> DO THIS
Wherever the word "IvyPanda" turns up in a line of the entries, copy that line.

Data items:
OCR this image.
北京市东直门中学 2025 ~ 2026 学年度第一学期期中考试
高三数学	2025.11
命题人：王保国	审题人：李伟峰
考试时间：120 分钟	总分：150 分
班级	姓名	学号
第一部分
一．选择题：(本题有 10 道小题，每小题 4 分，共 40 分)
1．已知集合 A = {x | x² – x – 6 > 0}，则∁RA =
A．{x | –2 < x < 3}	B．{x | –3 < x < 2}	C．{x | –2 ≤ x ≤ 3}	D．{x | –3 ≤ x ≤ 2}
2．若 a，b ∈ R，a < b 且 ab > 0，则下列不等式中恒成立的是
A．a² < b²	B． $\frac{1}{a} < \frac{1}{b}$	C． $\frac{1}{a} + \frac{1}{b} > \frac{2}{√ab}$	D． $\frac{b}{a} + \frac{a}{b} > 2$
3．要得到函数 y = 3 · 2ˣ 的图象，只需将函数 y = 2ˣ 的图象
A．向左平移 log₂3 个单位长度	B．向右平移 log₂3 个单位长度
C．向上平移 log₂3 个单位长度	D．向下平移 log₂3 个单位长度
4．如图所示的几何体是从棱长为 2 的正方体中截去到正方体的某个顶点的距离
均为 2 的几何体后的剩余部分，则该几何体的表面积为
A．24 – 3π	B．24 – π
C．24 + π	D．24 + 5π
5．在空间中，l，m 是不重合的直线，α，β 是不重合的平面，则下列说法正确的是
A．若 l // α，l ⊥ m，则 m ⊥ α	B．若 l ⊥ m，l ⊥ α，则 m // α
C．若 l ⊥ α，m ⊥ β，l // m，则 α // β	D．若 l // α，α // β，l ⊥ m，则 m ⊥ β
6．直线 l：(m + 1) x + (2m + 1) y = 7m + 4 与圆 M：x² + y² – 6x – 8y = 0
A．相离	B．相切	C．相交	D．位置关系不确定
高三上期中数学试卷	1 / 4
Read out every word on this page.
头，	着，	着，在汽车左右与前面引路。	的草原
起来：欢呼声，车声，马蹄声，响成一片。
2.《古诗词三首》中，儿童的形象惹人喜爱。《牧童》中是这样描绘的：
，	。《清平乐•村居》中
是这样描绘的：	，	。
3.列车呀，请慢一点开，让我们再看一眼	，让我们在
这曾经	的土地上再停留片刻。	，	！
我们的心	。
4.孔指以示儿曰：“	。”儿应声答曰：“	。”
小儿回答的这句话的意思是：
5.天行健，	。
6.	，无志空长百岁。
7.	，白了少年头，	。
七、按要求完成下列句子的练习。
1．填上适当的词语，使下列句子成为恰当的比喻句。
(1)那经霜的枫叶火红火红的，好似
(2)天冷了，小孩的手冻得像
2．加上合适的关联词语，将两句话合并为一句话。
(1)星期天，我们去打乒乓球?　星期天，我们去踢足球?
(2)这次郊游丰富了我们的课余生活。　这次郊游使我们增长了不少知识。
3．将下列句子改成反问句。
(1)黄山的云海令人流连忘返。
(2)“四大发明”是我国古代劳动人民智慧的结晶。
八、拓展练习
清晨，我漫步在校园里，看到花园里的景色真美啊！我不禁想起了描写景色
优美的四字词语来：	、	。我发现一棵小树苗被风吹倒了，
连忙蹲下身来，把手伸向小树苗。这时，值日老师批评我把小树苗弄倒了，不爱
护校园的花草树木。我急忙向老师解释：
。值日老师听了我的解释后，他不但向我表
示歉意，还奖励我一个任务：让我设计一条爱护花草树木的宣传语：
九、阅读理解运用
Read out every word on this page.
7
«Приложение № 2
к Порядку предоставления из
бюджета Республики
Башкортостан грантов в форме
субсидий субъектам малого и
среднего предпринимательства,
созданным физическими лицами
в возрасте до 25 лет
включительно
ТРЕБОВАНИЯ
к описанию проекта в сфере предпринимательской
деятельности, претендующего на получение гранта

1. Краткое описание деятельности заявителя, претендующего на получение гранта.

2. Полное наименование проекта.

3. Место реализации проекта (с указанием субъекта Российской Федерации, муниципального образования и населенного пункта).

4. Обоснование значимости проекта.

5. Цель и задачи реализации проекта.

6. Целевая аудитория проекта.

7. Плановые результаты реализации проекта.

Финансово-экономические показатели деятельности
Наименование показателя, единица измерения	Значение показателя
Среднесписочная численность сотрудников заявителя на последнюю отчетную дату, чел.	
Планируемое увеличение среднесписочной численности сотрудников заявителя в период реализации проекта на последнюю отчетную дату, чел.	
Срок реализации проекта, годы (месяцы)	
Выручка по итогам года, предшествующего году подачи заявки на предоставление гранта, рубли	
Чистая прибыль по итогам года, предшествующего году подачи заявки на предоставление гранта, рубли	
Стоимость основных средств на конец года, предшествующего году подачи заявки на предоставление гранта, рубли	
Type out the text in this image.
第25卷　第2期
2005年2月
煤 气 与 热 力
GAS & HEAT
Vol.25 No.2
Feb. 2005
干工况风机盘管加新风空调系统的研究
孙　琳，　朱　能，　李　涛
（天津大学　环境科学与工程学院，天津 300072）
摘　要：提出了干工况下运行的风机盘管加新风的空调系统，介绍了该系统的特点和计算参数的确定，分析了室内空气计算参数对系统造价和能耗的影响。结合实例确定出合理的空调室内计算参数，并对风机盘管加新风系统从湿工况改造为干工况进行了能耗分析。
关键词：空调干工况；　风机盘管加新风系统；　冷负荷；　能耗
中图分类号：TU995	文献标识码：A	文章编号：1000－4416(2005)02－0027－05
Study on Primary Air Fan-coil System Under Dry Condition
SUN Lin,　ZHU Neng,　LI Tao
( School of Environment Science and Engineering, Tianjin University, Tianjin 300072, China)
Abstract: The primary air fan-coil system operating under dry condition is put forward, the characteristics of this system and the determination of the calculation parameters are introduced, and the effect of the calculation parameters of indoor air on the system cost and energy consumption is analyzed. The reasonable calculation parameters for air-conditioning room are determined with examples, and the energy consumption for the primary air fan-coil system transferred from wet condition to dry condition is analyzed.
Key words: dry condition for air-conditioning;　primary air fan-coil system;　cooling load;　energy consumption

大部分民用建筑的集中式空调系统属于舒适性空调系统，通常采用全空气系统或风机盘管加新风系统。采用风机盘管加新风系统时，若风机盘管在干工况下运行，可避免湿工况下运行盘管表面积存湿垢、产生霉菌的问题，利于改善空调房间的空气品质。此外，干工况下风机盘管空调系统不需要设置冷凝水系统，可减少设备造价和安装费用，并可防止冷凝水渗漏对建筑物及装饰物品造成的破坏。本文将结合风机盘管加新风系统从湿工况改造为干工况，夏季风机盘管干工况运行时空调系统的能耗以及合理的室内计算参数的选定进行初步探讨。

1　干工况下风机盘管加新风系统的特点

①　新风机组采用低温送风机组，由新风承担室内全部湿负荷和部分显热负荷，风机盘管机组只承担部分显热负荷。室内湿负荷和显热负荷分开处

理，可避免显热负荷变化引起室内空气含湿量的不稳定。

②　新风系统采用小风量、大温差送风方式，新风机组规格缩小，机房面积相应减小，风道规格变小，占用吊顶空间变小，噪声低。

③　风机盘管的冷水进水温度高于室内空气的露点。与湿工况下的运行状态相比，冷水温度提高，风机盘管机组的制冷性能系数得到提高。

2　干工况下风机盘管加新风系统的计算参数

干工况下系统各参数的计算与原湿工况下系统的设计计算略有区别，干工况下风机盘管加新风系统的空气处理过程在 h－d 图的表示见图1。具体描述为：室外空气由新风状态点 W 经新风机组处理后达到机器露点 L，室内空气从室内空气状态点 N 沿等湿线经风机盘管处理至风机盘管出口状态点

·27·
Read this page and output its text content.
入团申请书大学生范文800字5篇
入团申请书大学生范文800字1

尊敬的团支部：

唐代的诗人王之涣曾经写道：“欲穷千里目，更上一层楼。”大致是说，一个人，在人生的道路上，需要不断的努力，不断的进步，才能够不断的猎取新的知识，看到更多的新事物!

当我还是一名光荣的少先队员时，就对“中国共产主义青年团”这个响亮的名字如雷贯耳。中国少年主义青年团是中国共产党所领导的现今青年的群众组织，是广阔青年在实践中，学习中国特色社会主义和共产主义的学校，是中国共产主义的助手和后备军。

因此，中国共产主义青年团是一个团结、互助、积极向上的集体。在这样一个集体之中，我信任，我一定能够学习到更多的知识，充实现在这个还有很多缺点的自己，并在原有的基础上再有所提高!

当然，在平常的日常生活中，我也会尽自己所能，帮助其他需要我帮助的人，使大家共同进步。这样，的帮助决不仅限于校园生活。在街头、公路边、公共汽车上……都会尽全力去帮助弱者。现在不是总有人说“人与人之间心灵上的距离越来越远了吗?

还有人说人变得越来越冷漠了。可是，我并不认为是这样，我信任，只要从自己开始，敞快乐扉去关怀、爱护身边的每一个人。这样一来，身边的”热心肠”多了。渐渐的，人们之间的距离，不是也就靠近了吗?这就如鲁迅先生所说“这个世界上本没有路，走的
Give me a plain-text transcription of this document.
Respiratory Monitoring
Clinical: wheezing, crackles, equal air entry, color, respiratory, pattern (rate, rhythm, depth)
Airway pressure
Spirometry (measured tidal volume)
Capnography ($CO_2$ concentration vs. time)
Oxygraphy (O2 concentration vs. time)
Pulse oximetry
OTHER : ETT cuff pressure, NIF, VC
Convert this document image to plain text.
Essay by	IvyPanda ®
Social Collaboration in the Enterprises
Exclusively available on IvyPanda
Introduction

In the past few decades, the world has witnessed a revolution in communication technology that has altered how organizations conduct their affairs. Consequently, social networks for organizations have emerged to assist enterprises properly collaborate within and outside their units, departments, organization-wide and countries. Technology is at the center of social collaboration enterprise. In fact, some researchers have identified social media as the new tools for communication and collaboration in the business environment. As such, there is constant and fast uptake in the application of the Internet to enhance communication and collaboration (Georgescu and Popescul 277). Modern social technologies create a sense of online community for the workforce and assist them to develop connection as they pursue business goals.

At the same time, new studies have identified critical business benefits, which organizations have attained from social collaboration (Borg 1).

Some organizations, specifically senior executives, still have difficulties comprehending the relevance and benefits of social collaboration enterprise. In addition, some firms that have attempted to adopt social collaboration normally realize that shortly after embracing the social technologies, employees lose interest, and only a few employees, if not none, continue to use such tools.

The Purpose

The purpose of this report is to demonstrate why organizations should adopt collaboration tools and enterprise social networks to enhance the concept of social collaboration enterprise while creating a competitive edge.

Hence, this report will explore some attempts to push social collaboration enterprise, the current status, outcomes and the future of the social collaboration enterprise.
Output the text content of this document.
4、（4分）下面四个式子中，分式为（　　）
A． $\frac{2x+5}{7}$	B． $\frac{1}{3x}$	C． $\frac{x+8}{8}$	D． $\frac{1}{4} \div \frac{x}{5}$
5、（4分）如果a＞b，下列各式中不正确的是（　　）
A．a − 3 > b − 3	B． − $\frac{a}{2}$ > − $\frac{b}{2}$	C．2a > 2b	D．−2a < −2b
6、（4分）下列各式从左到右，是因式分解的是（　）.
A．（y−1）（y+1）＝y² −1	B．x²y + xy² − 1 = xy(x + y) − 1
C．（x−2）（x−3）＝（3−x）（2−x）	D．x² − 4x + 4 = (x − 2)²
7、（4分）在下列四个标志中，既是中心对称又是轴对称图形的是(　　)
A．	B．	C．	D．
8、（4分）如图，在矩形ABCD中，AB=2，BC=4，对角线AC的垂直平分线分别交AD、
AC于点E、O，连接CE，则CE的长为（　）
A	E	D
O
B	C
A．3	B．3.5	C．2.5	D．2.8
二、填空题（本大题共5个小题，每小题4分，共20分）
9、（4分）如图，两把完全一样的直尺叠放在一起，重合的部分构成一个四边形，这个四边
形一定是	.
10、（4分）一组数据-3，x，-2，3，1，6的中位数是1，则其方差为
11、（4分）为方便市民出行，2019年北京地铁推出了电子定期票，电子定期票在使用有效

> EXPECTED ANSWER
Essay by	IvyPanda ®
Exclusively available on IvyPanda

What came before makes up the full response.